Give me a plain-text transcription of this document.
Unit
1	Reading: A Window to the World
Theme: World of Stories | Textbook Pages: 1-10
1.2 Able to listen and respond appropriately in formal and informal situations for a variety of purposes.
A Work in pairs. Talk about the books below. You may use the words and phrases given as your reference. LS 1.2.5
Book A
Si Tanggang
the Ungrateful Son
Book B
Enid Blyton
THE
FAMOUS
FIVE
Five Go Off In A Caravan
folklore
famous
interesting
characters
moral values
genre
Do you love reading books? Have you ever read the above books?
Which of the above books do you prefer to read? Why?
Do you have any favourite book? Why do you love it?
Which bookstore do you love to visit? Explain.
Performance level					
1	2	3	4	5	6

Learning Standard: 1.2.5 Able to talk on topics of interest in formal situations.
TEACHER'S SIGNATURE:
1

———

**The problem**
Output the listing above exactly as it appears.

**Correct answer**
Give me a plain-text transcription of this document.
Unit
1	Reading: A Window to the World
Theme: World of Stories | Textbook Pages: 1-10
1.2 Able to listen and respond appropriately in formal and informal situations for a variety of purposes.
A Work in pairs. Talk about the books below. You may use the words and phrases given as your reference. LS 1.2.5
Book A
Si Tanggang
the Ungrateful Son
Book B
Enid Blyton
THE
FAMOUS
FIVE
Five Go Off In A Caravan
folklore
famous
interesting
characters
moral values
genre
Do you love reading books? Have you ever read the above books?
Which of the above books do you prefer to read? Why?
Do you have any favourite book? Why do you love it?
Which bookstore do you love to visit? Explain.
Performance level					
1	2	3	4	5	6

Learning Standard: 1.2.5 Able to talk on topics of interest in formal situations.
TEACHER'S SIGNATURE:
1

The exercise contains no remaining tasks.